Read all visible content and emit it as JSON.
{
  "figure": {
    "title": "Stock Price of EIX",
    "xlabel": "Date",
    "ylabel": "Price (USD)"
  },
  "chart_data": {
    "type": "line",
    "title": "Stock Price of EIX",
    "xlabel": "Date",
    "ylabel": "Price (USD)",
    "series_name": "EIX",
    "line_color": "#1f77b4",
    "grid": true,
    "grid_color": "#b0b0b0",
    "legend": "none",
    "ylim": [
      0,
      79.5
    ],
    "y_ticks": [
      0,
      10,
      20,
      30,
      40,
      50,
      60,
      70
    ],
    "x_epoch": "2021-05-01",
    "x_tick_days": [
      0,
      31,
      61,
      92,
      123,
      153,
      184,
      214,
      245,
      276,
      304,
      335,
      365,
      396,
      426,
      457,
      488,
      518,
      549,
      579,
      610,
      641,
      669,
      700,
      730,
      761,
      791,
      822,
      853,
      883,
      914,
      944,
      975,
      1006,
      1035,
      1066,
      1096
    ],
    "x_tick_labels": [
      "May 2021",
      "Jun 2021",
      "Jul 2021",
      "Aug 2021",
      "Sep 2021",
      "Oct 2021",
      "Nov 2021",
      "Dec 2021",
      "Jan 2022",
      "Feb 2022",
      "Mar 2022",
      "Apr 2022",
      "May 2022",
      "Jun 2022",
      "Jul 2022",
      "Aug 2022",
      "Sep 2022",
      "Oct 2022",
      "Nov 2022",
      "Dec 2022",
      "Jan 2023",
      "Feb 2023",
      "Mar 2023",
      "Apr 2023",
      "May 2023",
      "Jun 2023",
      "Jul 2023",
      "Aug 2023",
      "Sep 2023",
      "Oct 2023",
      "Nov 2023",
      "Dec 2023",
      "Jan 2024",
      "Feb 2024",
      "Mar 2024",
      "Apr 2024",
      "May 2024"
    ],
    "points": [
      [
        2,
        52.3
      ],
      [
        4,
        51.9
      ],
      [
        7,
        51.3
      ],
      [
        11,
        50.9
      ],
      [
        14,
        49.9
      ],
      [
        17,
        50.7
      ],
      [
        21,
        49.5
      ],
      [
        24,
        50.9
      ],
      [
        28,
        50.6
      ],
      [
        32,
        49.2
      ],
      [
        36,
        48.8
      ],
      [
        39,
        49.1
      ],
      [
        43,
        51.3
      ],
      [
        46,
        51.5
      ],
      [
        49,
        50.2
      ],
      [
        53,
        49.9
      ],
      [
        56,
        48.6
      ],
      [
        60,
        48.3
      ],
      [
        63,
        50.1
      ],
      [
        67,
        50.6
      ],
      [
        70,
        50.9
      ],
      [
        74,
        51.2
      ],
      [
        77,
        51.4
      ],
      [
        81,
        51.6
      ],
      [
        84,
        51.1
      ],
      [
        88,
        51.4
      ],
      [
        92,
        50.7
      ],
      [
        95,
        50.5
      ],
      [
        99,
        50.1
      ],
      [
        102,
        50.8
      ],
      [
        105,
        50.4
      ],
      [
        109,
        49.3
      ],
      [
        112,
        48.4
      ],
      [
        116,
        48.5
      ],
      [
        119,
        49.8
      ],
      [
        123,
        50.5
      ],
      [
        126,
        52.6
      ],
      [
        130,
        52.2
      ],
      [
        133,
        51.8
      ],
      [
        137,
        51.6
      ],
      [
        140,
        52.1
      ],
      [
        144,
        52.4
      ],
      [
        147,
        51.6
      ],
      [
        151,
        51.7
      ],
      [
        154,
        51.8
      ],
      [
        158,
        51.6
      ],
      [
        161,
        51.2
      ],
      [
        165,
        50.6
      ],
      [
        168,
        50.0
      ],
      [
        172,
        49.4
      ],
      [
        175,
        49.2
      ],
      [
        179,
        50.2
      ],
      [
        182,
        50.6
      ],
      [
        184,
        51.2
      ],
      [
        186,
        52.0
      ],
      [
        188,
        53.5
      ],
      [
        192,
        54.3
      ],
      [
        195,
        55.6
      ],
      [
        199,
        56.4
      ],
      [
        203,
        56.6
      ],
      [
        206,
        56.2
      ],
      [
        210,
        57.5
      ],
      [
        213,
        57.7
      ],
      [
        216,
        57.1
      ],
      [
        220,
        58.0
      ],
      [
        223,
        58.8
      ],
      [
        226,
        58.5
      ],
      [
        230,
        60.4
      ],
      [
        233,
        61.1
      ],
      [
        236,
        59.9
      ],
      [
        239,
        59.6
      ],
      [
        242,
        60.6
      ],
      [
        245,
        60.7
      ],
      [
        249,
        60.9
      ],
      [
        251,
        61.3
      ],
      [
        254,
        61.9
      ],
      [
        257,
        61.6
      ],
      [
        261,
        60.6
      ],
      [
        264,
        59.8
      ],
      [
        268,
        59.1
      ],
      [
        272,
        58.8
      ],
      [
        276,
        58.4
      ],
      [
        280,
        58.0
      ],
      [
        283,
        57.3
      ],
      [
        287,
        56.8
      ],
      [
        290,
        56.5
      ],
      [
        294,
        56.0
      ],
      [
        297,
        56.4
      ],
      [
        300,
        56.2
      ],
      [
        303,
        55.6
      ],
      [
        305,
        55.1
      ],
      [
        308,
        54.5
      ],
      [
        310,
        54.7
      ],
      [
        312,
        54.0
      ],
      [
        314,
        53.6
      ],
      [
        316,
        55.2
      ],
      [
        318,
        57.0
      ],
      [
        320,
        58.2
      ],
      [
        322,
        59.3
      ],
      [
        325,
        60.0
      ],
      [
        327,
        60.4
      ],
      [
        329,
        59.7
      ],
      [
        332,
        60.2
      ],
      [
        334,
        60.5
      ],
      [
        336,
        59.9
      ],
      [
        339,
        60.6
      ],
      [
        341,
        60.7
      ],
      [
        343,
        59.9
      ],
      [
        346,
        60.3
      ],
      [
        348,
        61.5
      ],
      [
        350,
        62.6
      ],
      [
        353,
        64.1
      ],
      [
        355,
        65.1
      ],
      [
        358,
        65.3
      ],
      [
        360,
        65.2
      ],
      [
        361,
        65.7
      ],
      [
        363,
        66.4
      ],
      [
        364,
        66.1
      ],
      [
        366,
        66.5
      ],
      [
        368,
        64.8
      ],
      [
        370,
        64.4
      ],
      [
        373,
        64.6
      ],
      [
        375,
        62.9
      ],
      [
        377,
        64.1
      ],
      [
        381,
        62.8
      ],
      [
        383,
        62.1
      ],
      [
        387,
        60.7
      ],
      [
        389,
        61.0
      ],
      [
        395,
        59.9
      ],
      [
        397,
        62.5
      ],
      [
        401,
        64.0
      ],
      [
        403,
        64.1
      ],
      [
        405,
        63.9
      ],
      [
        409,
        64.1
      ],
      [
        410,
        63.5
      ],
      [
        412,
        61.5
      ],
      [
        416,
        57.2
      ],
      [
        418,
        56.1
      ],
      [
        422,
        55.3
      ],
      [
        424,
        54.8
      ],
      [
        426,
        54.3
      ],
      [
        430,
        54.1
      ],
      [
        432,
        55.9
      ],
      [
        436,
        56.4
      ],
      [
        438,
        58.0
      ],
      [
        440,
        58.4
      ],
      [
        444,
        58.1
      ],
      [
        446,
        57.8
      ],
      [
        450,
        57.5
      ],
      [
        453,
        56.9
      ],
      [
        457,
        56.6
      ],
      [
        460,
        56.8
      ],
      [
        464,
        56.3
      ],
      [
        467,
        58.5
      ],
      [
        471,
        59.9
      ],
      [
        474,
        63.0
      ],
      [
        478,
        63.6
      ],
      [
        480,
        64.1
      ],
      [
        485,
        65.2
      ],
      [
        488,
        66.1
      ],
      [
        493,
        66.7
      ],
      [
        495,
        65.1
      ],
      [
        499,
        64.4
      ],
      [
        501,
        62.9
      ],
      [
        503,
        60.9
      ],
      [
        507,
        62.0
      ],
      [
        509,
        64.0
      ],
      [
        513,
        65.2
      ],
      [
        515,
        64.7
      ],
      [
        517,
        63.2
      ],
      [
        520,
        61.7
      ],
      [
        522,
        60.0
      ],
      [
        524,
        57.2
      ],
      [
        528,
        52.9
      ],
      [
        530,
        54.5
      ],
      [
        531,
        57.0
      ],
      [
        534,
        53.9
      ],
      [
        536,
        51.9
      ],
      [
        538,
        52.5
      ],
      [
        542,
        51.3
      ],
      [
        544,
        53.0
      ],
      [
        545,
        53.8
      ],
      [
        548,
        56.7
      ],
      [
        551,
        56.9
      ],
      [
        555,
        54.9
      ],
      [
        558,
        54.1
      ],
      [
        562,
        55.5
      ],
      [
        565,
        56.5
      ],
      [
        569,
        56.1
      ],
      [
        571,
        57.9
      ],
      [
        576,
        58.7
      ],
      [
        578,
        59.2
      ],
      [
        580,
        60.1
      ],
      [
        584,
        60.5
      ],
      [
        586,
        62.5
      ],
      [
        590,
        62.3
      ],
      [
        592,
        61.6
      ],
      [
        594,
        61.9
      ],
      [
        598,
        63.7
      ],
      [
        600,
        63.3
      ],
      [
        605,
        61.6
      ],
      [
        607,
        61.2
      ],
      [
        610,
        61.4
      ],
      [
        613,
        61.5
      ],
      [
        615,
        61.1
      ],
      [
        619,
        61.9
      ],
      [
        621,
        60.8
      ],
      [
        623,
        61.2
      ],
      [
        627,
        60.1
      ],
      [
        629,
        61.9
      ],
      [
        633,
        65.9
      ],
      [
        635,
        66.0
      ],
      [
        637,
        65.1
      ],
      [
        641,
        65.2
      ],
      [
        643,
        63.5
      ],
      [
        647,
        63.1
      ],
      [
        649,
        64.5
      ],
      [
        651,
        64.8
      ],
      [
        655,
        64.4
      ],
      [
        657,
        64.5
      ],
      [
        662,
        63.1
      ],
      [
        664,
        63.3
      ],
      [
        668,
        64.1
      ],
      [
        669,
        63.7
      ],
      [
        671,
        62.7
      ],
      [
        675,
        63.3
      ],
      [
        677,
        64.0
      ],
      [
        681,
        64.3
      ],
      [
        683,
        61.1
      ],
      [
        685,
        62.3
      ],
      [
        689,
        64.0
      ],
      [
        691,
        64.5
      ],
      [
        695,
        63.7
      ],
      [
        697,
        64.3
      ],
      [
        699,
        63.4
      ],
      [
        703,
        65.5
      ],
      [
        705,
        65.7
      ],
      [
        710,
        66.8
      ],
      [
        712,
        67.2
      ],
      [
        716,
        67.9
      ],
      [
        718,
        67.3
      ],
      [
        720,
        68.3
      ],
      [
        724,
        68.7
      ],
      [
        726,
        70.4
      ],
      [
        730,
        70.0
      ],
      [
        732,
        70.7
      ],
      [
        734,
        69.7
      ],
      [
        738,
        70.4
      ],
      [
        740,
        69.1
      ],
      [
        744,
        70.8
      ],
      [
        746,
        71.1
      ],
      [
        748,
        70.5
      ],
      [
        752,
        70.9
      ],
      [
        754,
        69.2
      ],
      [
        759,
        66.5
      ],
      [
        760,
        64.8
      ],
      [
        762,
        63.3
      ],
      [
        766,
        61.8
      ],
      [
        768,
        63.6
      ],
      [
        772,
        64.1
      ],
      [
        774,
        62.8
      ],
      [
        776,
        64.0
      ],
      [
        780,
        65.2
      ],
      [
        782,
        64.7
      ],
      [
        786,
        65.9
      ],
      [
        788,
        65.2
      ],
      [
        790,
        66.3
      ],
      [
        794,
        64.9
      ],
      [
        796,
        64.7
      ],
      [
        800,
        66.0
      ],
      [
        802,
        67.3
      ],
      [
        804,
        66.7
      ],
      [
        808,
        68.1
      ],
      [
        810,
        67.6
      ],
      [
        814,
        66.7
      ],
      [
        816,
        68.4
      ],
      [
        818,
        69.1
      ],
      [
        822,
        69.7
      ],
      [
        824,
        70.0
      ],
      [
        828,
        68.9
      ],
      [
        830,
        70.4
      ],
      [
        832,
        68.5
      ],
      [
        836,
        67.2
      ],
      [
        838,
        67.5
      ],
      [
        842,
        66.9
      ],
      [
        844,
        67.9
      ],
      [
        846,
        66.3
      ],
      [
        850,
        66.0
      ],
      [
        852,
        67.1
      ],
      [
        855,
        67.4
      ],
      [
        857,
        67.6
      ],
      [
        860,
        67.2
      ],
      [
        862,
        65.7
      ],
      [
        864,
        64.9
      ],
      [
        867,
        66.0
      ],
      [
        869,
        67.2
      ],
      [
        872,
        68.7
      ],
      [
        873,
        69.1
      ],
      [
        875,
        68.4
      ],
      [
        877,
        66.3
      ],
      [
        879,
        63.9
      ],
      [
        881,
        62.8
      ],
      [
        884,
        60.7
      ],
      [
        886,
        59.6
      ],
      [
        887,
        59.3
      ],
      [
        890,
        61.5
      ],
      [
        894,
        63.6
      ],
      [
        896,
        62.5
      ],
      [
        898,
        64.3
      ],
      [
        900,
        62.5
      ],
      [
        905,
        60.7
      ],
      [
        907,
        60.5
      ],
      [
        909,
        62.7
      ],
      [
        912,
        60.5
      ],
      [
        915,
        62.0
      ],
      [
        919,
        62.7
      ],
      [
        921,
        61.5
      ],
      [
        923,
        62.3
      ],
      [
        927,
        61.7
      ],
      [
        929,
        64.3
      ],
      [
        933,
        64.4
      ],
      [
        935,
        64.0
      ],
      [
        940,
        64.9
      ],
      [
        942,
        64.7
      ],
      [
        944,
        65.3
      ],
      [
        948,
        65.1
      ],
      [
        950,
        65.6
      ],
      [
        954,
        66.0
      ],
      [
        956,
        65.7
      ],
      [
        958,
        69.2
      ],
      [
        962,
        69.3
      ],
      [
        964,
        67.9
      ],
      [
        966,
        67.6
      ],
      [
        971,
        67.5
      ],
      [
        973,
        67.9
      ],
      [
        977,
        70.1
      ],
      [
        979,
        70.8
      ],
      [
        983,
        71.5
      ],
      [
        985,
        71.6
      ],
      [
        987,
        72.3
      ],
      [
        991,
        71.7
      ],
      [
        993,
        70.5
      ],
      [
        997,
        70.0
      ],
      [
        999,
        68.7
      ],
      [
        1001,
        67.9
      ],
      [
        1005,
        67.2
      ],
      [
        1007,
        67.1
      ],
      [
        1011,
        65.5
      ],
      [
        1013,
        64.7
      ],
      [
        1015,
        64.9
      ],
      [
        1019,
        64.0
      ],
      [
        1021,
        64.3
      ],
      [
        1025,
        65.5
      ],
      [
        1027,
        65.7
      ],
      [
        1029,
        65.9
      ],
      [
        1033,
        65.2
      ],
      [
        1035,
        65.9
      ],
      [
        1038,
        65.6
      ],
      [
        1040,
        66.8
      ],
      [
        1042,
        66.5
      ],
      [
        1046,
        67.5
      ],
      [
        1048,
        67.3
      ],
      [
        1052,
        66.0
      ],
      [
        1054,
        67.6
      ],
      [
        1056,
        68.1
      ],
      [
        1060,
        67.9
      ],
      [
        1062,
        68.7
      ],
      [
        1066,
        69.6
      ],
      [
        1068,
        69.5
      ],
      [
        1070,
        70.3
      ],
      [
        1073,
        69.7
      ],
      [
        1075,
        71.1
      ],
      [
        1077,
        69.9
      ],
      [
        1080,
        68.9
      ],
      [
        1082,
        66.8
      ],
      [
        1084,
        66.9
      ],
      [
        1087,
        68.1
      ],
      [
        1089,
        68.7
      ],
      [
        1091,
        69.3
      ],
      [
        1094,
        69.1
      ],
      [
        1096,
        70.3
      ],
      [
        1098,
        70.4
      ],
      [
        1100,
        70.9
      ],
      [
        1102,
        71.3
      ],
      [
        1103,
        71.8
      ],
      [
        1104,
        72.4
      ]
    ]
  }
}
----
Required work
Identify the lines above with the word "Price". Copy them.

The response
    "title": "Stock Price of EIX",
    "ylabel": "Price (USD)"
    "title": "Stock Price of EIX",
    "ylabel": "Price (USD)",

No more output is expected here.